_Your instructions_: Calculate how many lines in the following records hold the word "Output", and report that number without comment.

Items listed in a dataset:

- - - -

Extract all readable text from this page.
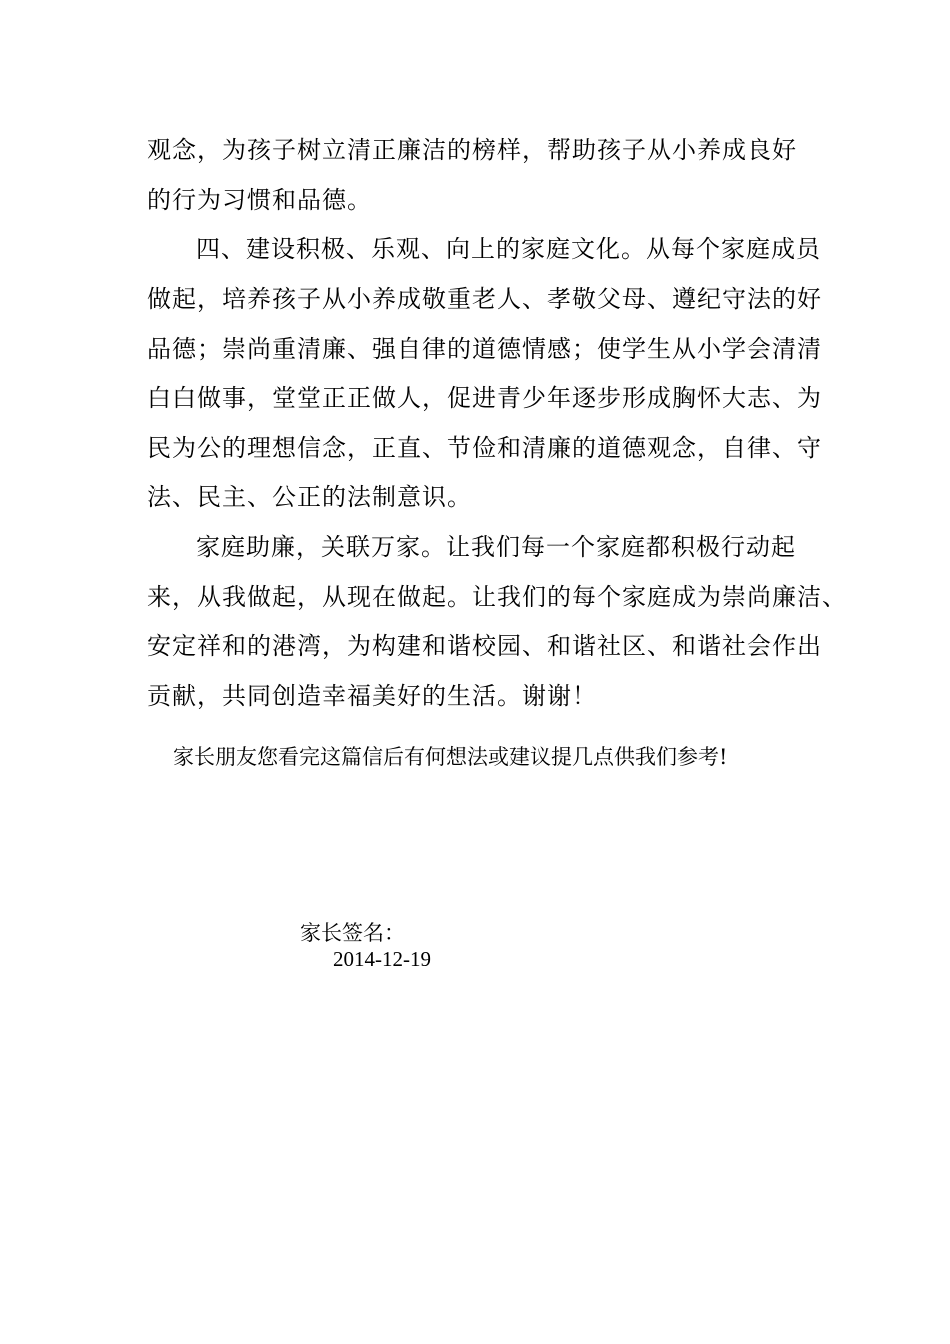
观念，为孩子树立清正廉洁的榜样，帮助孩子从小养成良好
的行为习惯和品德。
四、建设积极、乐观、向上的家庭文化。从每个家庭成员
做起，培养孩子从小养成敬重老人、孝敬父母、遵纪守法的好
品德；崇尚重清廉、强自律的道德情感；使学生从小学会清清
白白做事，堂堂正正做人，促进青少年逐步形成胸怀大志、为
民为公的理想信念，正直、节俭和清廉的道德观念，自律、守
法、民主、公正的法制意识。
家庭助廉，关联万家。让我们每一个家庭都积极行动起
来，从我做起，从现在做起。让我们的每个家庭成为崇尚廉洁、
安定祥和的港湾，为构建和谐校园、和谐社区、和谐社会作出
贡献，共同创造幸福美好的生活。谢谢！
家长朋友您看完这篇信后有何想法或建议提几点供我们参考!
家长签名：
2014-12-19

- - - -

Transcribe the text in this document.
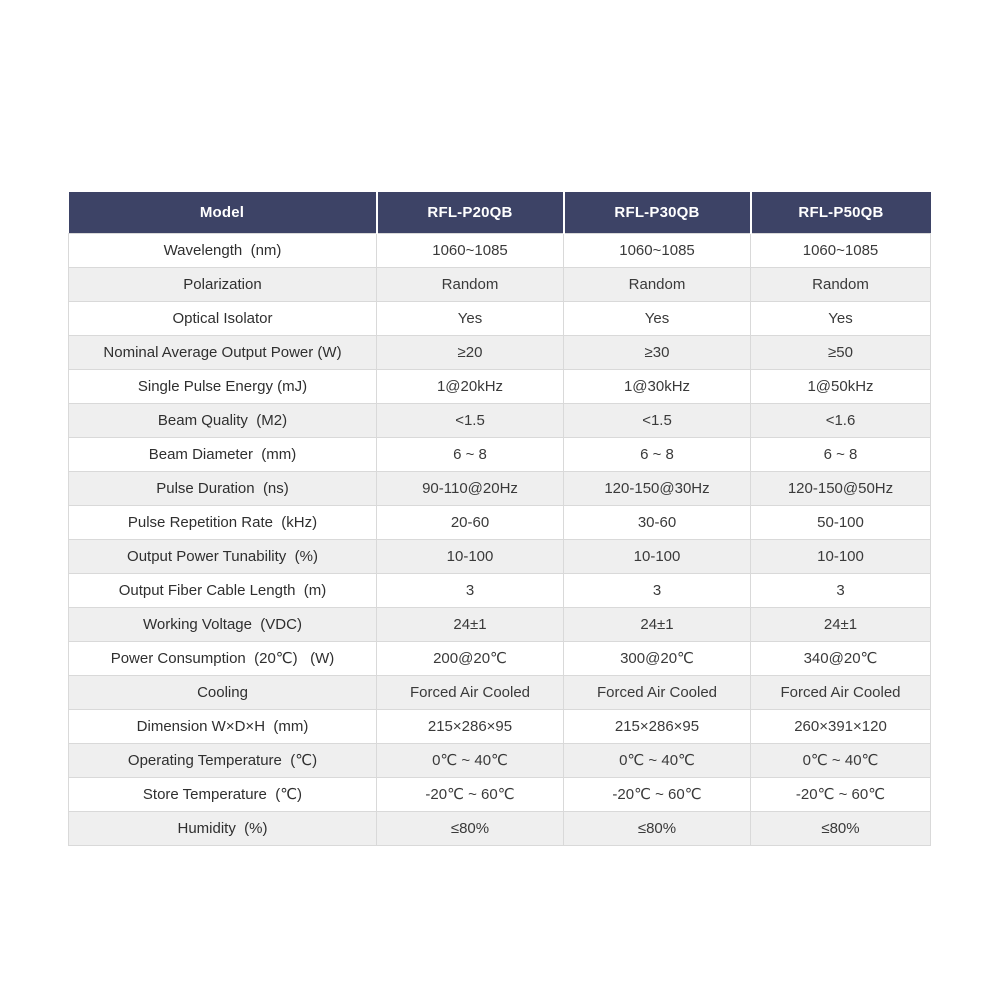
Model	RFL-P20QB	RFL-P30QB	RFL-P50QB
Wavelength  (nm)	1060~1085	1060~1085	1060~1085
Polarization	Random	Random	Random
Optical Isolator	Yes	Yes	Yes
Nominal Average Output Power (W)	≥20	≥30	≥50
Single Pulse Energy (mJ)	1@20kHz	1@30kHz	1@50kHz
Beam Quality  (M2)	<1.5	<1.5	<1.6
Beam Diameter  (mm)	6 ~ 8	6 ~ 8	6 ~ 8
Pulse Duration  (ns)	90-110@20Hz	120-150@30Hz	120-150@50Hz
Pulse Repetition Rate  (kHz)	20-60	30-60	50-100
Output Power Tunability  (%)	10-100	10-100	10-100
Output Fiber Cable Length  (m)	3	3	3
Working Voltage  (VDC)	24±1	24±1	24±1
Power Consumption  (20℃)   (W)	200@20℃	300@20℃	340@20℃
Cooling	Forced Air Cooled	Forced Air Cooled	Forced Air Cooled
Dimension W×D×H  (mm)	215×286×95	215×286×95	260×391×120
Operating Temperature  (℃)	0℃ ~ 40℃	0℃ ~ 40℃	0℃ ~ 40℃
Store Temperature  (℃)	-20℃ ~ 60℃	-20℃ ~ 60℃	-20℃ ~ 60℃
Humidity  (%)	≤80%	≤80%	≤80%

- - - -

_Response_: 3